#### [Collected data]
--- BEGIN ---
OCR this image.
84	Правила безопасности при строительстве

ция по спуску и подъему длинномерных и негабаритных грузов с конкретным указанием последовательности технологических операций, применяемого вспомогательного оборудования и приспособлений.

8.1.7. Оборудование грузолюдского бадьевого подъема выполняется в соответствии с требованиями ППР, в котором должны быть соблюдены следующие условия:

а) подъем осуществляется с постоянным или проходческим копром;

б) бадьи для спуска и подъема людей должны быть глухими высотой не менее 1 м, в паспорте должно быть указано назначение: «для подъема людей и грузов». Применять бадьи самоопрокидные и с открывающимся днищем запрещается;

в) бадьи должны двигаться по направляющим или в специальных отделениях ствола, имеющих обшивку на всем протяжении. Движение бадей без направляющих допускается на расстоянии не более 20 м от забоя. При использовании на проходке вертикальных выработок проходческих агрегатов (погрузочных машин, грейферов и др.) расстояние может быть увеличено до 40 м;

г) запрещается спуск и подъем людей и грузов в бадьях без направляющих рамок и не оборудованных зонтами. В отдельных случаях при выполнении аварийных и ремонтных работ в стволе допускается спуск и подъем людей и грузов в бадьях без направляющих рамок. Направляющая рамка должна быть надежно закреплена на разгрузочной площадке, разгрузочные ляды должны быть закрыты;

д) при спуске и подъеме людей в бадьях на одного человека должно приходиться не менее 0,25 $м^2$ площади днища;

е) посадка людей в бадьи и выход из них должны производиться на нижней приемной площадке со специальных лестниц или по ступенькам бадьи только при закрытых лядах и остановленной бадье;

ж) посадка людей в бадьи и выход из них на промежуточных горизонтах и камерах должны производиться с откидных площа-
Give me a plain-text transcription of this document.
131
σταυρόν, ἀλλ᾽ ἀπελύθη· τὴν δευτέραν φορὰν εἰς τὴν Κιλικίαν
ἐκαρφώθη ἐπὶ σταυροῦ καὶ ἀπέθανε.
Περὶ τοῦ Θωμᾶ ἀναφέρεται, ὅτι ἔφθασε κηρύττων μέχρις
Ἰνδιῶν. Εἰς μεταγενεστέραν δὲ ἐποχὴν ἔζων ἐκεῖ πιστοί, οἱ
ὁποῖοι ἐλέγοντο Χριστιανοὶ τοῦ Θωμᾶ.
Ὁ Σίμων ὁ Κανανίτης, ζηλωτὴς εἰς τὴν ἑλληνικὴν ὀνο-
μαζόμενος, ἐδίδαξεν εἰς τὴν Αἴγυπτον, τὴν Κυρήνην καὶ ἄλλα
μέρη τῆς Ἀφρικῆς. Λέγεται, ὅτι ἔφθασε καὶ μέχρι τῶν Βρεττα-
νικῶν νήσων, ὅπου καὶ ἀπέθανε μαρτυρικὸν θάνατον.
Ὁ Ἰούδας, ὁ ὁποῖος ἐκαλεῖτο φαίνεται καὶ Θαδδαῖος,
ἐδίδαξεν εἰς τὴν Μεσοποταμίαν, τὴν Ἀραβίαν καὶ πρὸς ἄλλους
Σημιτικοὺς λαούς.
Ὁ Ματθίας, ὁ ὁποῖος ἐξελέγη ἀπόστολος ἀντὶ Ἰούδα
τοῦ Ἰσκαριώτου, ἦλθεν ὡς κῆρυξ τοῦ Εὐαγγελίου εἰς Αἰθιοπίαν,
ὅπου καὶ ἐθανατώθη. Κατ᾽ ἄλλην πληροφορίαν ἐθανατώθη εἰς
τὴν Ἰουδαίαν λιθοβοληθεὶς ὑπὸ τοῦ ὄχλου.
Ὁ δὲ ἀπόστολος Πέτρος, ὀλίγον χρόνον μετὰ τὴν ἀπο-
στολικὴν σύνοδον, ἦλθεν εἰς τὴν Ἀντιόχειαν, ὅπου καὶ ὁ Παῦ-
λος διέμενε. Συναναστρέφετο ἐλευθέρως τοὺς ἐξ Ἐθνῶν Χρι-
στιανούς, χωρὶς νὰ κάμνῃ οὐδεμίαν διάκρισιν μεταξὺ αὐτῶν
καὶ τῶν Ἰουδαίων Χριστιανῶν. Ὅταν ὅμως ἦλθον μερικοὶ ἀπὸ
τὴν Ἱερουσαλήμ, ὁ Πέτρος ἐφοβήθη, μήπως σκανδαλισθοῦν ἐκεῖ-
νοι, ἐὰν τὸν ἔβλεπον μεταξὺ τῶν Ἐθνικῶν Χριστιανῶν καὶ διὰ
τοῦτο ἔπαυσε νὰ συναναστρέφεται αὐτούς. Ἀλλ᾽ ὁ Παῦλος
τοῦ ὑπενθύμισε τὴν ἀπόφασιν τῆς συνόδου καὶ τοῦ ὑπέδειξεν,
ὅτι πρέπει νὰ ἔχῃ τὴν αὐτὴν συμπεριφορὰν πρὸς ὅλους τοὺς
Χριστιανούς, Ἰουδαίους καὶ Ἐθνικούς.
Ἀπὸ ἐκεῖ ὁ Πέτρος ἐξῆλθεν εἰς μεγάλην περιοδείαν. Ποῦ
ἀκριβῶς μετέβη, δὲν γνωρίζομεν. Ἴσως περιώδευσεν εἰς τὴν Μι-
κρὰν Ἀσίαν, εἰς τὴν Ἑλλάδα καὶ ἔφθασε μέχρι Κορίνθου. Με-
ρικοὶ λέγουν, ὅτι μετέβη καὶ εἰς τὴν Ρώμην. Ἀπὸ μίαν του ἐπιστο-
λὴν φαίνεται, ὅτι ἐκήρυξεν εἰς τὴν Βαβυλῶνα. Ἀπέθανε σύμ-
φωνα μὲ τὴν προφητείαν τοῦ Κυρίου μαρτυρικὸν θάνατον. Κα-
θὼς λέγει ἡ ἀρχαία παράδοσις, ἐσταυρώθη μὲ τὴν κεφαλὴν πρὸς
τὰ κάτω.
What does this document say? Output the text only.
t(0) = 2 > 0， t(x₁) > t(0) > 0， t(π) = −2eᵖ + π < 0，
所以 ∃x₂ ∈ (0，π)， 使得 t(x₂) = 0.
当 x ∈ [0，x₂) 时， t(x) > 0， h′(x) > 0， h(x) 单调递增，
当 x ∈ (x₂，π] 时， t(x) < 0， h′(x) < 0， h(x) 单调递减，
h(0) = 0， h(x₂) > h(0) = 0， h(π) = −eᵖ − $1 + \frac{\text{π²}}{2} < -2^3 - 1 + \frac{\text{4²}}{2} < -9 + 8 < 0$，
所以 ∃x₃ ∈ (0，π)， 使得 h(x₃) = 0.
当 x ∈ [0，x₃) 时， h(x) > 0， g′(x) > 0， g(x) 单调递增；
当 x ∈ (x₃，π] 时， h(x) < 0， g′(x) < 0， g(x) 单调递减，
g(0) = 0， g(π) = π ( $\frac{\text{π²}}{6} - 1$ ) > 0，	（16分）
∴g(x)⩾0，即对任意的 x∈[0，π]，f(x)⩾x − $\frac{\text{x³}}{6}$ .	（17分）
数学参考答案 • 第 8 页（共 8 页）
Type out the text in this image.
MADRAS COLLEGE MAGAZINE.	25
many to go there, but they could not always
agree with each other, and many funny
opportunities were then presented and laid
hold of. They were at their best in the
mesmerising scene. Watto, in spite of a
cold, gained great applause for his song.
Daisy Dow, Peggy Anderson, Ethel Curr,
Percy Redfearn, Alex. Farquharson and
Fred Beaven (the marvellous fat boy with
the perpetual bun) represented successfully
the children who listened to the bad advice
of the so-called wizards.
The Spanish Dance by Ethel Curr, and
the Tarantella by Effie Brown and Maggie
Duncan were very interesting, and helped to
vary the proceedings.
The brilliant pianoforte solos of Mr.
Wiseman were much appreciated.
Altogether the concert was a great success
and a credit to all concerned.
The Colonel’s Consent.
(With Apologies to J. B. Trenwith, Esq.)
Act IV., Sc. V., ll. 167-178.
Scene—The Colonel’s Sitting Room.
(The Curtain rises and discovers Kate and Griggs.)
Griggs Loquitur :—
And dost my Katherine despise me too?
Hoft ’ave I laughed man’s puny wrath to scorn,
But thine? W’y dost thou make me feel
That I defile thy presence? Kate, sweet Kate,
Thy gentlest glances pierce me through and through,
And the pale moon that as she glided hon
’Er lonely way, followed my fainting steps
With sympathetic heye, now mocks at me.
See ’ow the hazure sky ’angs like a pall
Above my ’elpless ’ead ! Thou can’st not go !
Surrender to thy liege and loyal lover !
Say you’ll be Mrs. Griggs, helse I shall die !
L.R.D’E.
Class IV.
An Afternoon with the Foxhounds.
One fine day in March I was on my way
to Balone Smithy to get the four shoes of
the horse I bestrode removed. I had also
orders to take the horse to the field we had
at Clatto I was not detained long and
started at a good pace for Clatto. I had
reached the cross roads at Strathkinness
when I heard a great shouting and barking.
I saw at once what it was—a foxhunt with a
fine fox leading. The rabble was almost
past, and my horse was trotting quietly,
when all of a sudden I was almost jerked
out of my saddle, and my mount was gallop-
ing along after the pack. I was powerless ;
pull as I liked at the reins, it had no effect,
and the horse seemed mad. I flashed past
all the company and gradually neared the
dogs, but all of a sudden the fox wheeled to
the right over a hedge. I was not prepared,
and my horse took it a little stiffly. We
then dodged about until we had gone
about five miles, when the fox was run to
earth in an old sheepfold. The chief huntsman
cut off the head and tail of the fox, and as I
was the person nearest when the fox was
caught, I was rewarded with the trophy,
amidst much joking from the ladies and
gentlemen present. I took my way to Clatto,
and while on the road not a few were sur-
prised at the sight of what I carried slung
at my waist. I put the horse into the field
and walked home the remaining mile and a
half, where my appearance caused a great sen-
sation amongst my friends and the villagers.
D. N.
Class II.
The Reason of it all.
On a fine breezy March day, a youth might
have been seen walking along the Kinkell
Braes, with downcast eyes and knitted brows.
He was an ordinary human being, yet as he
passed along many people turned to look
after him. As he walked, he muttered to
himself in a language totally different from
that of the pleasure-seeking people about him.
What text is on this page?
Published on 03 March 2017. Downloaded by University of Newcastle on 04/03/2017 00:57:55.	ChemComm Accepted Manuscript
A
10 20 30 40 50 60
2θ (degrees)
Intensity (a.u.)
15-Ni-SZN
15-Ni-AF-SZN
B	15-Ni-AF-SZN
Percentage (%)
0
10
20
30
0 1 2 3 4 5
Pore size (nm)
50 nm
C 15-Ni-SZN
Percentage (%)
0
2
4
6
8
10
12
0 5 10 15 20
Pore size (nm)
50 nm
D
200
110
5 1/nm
--- END ---
#### [Written problem]
Copy out each line of the listing that holds "Ethel".

#### [Response to the exercise]
Daisy Dow, Peggy Anderson, Ethel Curr,
The Spanish Dance by Ethel Curr, and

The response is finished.